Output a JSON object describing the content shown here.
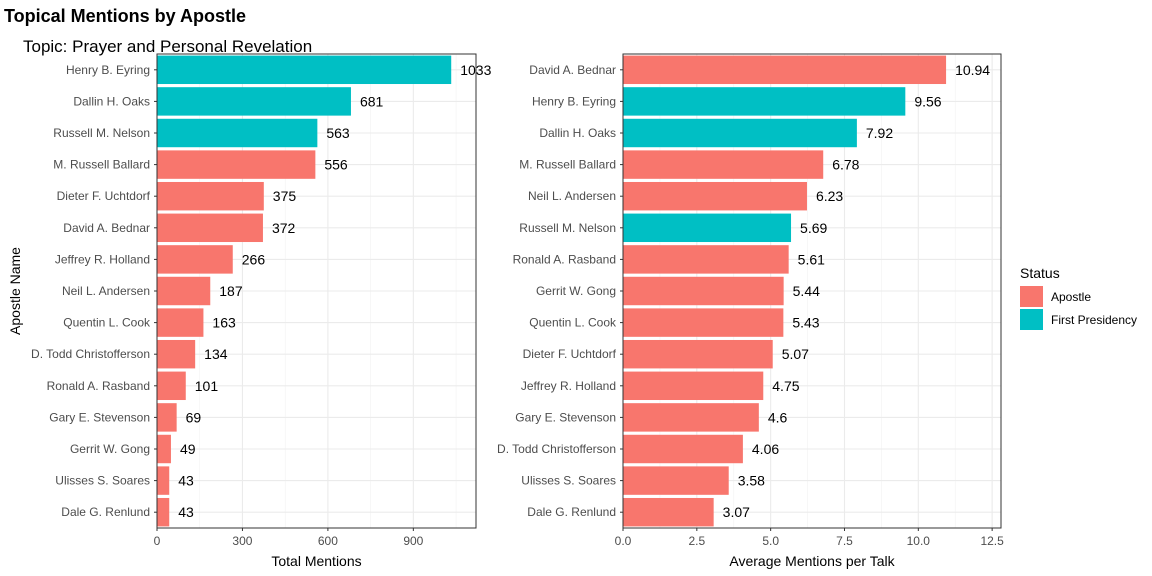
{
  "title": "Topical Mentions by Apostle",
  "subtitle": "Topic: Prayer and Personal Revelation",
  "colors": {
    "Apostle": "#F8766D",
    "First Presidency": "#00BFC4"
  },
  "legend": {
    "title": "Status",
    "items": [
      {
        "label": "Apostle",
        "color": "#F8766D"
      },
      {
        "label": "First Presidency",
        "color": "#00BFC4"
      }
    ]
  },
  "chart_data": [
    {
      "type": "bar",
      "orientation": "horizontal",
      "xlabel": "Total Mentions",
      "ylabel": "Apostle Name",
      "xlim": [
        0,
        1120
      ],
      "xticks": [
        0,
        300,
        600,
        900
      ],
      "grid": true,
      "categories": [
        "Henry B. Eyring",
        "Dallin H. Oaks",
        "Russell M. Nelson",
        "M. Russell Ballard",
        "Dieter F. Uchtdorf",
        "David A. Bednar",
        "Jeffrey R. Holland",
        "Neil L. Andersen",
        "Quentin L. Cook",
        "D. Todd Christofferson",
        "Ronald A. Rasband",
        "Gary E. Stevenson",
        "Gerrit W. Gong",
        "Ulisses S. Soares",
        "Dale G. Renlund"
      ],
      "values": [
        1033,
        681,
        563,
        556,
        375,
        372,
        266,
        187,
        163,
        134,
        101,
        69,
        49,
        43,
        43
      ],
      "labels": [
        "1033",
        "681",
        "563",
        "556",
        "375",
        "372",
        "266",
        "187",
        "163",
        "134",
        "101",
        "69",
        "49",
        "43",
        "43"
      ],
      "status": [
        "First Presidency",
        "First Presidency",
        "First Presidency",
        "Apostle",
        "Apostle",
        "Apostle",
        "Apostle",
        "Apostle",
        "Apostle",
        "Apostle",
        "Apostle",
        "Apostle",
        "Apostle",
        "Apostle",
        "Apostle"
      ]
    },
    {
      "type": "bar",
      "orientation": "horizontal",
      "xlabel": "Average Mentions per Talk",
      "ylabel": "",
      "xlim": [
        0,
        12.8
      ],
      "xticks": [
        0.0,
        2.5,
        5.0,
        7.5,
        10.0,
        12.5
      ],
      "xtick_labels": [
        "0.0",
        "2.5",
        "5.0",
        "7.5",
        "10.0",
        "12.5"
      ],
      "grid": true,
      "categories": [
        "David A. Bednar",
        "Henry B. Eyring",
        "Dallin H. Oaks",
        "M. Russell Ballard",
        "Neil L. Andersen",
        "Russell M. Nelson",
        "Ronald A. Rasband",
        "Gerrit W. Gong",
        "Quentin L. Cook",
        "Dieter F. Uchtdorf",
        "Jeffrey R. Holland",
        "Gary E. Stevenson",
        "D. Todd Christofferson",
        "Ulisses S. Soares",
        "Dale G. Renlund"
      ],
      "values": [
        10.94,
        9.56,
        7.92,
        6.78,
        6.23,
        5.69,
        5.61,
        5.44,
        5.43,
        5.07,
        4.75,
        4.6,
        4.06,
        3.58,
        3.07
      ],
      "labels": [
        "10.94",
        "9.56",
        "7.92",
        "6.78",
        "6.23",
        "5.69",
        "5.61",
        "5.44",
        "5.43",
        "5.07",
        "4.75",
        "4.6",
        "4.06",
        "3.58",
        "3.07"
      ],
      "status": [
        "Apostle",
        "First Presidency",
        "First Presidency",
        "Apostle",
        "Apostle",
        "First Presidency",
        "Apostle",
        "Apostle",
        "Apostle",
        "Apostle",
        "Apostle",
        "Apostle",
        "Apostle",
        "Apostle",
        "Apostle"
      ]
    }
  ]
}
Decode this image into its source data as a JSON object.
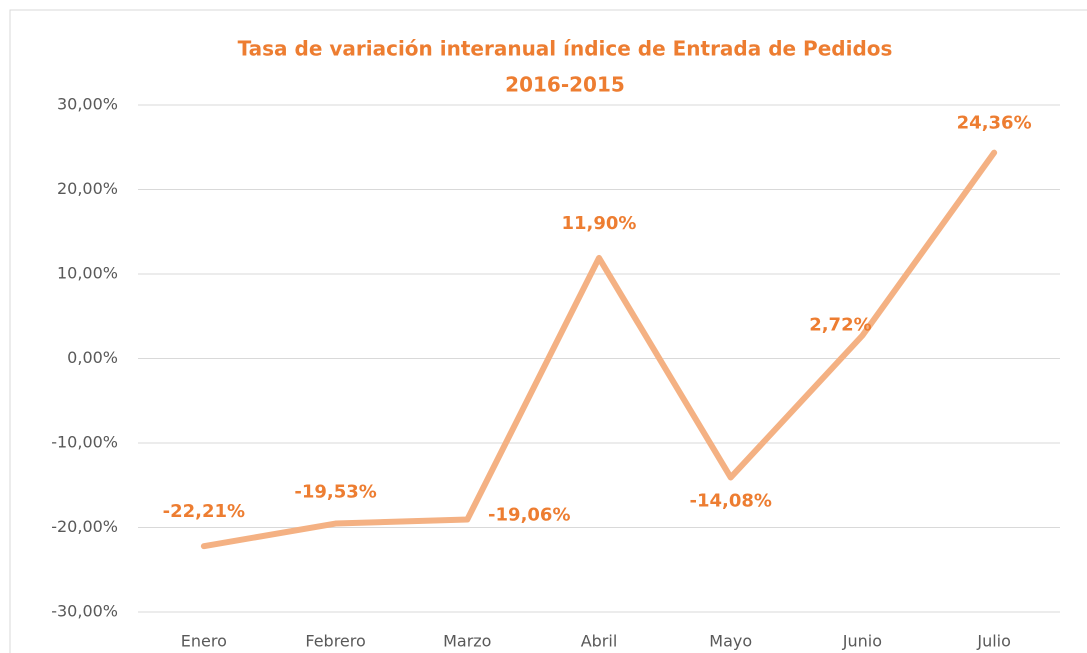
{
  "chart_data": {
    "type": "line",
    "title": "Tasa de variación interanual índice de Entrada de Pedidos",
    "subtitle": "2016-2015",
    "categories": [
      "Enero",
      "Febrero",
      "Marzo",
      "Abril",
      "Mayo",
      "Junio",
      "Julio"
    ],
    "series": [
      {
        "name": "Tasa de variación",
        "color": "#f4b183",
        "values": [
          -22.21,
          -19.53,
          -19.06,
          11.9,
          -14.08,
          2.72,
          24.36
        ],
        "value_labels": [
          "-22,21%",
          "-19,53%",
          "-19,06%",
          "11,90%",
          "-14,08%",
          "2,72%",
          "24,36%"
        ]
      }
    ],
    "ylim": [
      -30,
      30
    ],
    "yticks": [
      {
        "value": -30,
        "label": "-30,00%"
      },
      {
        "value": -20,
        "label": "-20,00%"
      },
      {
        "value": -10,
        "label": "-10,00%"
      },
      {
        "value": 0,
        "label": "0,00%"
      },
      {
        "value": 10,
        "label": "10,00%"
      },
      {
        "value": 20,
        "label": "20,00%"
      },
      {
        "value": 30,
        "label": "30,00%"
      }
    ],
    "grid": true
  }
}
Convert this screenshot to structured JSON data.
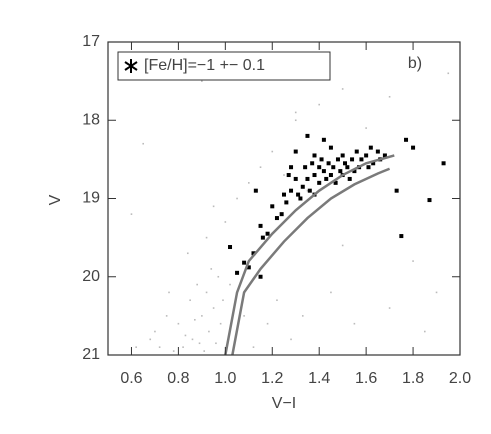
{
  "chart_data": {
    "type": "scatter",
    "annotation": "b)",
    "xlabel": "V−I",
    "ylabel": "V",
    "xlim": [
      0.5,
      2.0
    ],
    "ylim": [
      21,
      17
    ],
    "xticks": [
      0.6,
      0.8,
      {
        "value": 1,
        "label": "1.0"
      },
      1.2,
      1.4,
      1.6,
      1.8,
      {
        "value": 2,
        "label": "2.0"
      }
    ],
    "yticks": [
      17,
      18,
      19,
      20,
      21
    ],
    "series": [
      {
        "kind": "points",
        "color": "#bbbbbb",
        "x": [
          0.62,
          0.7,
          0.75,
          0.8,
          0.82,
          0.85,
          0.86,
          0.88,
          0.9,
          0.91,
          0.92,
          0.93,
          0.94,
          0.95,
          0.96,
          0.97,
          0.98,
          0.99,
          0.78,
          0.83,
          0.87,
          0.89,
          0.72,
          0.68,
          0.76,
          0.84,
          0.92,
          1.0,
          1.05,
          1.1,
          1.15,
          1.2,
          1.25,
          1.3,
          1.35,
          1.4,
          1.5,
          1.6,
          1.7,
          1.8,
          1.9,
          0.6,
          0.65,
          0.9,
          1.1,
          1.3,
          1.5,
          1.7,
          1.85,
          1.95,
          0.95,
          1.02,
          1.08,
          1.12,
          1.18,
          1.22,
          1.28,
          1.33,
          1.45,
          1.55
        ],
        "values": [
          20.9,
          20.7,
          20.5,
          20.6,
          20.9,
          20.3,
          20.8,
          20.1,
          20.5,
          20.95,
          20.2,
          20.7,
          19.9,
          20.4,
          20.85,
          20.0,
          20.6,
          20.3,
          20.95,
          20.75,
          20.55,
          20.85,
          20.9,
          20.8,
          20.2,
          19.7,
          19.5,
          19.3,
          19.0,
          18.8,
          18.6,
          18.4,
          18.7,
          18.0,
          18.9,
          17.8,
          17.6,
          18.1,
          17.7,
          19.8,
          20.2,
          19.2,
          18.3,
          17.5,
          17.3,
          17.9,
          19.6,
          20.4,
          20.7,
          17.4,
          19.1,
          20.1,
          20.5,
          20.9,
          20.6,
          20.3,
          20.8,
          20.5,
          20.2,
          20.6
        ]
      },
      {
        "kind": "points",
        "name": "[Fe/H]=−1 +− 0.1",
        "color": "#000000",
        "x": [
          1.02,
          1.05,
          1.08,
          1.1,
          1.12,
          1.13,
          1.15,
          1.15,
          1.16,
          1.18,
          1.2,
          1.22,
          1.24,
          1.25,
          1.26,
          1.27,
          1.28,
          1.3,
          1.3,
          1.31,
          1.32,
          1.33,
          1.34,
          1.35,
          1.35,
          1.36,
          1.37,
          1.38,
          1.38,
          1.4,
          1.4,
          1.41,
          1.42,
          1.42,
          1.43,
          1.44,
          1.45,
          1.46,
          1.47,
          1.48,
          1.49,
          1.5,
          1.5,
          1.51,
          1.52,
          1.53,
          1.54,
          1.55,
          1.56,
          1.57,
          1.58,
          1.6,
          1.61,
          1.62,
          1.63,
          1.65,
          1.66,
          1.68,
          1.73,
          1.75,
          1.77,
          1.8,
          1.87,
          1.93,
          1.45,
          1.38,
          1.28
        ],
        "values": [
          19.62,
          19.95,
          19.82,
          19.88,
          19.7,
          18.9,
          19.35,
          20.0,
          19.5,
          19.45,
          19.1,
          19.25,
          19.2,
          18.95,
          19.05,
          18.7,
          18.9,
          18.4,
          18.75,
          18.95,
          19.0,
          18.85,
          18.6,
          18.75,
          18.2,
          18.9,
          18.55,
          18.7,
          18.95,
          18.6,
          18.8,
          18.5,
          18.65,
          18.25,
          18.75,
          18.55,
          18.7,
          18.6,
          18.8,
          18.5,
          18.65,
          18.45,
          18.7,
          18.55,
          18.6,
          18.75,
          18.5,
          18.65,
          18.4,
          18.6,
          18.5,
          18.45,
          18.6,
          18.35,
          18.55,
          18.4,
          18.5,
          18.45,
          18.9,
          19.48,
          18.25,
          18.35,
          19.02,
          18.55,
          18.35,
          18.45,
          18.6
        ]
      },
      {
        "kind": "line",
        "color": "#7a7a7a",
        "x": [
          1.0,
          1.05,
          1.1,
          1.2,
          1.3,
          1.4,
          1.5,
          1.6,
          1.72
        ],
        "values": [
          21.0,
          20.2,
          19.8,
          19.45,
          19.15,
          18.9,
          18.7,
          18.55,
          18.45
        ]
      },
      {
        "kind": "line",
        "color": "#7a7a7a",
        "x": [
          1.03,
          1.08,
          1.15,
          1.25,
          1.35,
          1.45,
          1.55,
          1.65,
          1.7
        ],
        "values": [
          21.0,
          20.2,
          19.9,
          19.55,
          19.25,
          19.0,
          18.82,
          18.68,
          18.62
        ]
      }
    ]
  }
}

### WRITTEN REQUEST
Go through the data above and find the lines with the word "subtitle". Copy each of those lines.

### RESPONSE TO THE TASK
  "subtitle": "Topic: Prayer and Personal Revelation",
    "subtitle": "2016-2015",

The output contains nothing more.